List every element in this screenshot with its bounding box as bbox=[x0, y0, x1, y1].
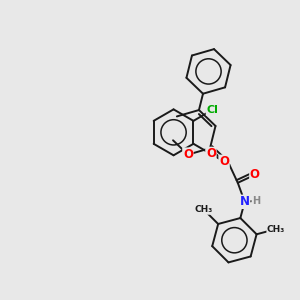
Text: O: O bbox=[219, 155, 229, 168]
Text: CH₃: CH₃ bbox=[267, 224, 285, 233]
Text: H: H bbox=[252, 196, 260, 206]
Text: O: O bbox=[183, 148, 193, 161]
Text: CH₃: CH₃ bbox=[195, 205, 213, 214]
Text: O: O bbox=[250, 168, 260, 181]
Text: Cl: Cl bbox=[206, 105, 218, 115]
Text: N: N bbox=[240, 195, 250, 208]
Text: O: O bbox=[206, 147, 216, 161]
◇ ◇ ◇
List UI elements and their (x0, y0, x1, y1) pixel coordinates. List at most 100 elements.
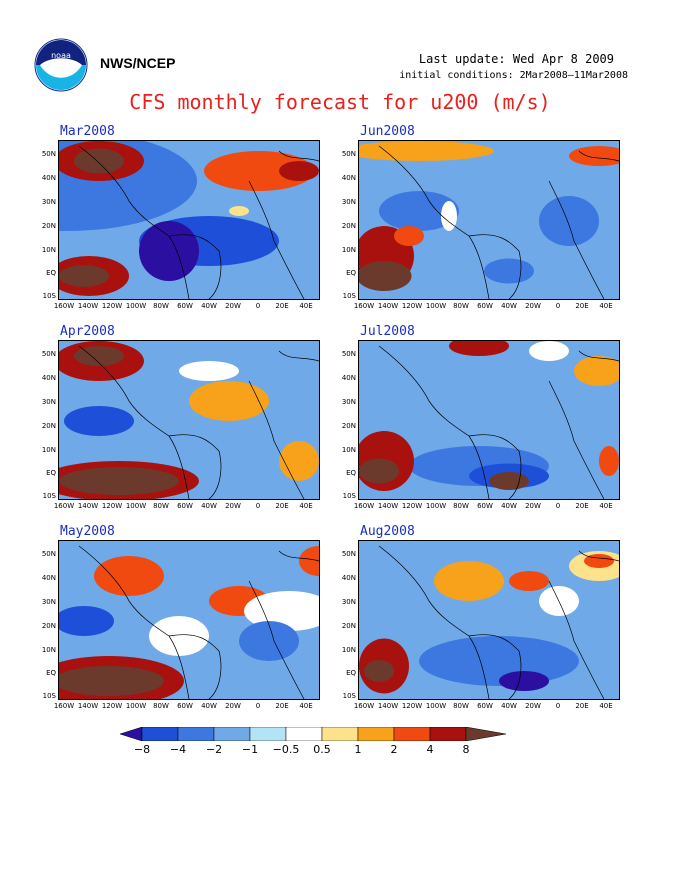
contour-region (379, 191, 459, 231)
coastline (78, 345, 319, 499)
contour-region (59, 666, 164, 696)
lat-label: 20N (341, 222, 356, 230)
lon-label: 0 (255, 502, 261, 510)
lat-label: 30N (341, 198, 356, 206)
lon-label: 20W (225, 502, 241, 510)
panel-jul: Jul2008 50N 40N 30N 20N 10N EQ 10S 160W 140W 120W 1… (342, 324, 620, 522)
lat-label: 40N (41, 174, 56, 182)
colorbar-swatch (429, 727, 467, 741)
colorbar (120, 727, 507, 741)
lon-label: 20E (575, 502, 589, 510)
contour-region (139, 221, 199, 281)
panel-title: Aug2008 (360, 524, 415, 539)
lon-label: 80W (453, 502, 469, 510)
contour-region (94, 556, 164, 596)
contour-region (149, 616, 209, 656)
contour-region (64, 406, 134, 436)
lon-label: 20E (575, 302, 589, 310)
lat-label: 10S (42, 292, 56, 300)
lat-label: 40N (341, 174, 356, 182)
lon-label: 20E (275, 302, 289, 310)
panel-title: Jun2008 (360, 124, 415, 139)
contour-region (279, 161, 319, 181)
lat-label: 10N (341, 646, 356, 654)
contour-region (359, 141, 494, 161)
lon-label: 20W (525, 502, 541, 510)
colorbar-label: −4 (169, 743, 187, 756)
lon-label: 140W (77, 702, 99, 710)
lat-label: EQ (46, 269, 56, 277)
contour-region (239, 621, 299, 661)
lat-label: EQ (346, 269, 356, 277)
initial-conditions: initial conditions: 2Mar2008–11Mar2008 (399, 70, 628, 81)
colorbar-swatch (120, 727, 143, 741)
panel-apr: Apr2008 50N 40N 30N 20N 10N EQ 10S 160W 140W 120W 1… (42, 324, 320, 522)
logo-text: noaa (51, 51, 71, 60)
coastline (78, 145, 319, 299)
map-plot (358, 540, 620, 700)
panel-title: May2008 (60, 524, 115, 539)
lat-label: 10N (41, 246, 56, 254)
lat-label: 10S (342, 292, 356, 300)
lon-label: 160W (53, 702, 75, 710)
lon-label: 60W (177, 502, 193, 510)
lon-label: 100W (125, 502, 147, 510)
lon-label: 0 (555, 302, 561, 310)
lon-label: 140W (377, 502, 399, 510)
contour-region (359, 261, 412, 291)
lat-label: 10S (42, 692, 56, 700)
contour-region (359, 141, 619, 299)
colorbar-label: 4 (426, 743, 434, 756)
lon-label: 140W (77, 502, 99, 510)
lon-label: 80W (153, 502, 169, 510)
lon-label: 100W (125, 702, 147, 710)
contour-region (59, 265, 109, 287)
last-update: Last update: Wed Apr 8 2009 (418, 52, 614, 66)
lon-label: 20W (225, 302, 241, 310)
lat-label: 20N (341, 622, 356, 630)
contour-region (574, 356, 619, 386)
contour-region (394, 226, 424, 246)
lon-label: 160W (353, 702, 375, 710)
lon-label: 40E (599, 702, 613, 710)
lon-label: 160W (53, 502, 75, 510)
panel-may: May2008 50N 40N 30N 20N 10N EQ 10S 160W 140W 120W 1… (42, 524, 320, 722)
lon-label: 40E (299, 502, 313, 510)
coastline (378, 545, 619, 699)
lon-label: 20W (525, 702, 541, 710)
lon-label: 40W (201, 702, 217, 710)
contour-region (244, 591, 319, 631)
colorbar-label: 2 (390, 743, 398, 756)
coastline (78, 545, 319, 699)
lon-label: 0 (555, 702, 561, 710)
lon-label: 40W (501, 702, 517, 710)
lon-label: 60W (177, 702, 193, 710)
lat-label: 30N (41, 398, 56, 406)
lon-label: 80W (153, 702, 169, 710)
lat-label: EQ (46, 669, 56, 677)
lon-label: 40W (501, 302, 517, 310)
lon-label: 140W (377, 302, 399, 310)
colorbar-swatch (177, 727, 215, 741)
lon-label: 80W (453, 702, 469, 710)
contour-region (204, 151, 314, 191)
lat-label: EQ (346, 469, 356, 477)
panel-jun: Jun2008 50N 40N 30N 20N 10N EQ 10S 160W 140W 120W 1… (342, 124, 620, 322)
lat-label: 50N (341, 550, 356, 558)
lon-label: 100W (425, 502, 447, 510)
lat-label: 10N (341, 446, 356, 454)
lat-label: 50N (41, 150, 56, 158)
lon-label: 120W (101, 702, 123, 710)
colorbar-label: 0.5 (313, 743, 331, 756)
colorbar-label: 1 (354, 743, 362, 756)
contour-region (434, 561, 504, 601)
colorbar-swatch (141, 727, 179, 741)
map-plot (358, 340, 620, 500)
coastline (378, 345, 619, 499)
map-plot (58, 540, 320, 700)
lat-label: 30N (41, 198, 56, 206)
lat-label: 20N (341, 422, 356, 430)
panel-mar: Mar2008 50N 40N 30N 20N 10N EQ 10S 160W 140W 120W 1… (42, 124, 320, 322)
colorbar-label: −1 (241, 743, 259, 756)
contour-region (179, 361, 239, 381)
◇ ◇ ◇
*OBJECTIVE*:
Recast the lines from the one containing "List UI elements" up to and including the one containing "contour-region (149, 616, 209, 656)" as a Markdown table with the columns Row and Line, numbering each line. Leave out blank lines and pictures.

*COMPLETE RESPONSE*:
| Row | Line |
|---|---|
| 1 | List UI elements and their (x0, y0, x1, y1) pixel coordinates. List at most 100 elements. |
| 2 | contour-region (379, 191, 459, 231) |
| 3 | coastline (78, 345, 319, 499) |
| 4 | contour-region (59, 666, 164, 696) |
| 5 | lat-label: 20N (341, 222, 356, 230) |
| 6 | lon-label: 0 (255, 502, 261, 510) |
| 7 | lat-label: 30N (341, 198, 356, 206) |
| 8 | lon-label: 20W (225, 502, 241, 510) |
| 9 | panel-jul: Jul2008 50N 40N 30N 20N 10N EQ 10S 160W 140W 120W 1… (342, 324, 620, 522) |
| 10 | lat-label: 40N (41, 174, 56, 182) |
| 11 | colorbar-swatch (429, 727, 467, 741) |
| 12 | colorbar (120, 727, 507, 741) |
| 13 | lon-label: 20E (575, 502, 589, 510) |
| 14 | contour-region (139, 221, 199, 281) |
| 15 | panel-title: Aug2008 (360, 524, 415, 539) |
| 16 | lon-label: 80W (453, 502, 469, 510) |
| 17 | contour-region (94, 556, 164, 596) |
| 18 | contour-region (149, 616, 209, 656) |